• [Objective] Look through the data below and work out how many lines contain the string "voice". Give the number alone.

_ _ _

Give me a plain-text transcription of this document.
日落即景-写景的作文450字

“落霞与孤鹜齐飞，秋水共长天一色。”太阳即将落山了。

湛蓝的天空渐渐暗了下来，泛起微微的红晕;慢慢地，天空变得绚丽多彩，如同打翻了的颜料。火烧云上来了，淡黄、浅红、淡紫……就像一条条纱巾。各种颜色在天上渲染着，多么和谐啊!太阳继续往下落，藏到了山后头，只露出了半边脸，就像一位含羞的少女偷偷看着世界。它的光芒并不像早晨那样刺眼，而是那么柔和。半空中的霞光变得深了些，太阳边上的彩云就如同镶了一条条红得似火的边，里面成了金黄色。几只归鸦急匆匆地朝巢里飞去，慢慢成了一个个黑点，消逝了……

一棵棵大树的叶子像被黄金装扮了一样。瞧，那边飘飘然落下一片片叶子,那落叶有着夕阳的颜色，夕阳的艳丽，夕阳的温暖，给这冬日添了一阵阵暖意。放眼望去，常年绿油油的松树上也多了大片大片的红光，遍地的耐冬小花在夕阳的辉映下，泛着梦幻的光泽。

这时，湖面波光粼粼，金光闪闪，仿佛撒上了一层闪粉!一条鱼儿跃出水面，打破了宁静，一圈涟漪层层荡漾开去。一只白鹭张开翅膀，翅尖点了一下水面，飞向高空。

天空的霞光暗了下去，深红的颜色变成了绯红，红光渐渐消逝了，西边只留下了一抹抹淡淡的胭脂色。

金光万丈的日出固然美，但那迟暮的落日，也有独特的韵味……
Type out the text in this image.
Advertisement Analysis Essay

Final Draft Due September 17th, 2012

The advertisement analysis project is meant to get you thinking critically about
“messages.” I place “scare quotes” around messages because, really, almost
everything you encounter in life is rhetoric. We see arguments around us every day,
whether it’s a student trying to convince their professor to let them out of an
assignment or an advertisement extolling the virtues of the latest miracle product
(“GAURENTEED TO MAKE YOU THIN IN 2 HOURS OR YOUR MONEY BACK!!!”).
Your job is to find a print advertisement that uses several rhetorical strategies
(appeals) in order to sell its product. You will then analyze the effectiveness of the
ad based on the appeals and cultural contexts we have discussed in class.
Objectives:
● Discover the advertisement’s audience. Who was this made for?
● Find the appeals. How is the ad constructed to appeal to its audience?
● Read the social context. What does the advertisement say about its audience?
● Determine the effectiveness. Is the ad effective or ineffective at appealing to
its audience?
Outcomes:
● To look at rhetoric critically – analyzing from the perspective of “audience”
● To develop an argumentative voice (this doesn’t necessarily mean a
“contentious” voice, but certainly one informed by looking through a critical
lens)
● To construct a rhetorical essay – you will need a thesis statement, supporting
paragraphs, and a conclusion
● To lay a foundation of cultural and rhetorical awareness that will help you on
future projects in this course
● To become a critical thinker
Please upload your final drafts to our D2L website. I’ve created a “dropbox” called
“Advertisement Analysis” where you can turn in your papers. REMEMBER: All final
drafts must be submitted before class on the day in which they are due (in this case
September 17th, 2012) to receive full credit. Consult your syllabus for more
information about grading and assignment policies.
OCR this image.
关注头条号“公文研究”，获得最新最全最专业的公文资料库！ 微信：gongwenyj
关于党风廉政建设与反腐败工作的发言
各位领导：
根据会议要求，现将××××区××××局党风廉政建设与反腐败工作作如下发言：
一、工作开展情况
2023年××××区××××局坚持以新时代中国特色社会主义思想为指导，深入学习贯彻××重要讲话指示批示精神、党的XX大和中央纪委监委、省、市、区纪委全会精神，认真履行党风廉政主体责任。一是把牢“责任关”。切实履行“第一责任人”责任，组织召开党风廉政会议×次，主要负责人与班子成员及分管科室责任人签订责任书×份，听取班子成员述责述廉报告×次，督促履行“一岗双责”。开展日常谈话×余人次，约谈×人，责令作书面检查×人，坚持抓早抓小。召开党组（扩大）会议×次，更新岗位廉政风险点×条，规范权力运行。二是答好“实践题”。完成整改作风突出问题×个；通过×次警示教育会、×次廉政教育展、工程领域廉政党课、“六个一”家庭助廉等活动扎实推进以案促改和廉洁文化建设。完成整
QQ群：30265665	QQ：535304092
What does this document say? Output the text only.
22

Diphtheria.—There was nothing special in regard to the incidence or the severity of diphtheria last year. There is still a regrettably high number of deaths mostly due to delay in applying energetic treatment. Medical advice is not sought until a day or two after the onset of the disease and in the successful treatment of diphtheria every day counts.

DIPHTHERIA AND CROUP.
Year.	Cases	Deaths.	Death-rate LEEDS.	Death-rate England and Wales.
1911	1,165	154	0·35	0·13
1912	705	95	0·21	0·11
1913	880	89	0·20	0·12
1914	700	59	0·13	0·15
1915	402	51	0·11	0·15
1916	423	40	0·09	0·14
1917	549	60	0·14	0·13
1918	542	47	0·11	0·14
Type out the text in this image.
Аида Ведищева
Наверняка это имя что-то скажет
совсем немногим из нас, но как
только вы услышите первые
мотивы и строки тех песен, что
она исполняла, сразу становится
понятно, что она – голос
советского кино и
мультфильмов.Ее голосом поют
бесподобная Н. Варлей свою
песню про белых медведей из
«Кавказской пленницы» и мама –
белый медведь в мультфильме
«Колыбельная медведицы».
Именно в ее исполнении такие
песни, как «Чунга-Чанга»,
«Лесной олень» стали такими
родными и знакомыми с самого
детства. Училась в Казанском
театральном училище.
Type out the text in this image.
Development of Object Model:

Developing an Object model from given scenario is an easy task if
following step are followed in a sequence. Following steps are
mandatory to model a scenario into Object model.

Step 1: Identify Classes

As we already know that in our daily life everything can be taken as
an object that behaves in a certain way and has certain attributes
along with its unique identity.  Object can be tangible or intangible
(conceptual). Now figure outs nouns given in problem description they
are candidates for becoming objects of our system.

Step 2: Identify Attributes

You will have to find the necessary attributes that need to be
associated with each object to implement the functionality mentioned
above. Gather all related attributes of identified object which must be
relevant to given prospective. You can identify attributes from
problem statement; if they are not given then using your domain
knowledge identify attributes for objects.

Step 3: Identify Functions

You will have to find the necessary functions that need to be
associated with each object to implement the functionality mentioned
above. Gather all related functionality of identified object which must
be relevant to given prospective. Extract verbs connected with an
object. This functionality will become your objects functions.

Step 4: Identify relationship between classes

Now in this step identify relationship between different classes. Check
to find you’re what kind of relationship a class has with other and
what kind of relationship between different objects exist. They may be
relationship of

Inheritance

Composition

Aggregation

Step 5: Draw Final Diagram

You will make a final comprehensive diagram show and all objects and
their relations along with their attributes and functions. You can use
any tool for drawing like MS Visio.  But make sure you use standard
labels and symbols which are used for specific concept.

_ _ _

• [Result] 2